* Material for the task:
- - - - -
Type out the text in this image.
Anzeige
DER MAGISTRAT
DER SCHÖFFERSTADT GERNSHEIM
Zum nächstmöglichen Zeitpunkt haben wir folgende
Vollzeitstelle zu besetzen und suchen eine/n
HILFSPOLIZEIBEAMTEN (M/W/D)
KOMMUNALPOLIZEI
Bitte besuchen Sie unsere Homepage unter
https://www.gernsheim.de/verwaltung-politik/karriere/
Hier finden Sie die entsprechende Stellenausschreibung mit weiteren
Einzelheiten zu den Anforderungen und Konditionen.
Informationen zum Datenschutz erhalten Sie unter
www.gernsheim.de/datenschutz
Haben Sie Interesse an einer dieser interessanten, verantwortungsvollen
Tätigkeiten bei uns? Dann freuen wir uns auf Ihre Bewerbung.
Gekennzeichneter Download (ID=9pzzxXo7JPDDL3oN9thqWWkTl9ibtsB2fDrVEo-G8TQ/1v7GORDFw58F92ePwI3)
- - - - -
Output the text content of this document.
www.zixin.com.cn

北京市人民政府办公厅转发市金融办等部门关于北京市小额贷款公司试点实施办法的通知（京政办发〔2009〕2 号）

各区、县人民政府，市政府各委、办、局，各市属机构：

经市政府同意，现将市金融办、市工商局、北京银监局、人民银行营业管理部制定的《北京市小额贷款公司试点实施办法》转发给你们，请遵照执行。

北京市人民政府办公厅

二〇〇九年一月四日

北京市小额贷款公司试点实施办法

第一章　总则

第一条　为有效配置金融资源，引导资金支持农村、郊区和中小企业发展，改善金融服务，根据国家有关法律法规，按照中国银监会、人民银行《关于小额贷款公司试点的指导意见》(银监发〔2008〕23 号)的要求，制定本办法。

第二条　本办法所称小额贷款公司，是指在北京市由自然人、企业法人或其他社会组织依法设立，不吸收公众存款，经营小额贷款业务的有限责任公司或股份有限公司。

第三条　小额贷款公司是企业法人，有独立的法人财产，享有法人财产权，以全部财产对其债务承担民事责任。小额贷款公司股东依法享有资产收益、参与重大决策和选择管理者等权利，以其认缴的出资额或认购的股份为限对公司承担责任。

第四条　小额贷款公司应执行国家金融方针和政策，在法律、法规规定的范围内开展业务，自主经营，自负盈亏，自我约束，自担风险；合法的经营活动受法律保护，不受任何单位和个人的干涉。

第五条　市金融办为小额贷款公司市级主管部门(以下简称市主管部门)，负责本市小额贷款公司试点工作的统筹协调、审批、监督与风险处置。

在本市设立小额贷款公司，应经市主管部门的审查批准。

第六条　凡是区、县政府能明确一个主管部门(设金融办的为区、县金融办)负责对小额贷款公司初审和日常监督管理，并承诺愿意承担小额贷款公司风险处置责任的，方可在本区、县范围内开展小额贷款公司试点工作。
- - - - -
* Task instructions: From the listing, copy every line where the string "this" appears.

* Answer to the exercise:
Type out the text in this image.
Output the text content of this document.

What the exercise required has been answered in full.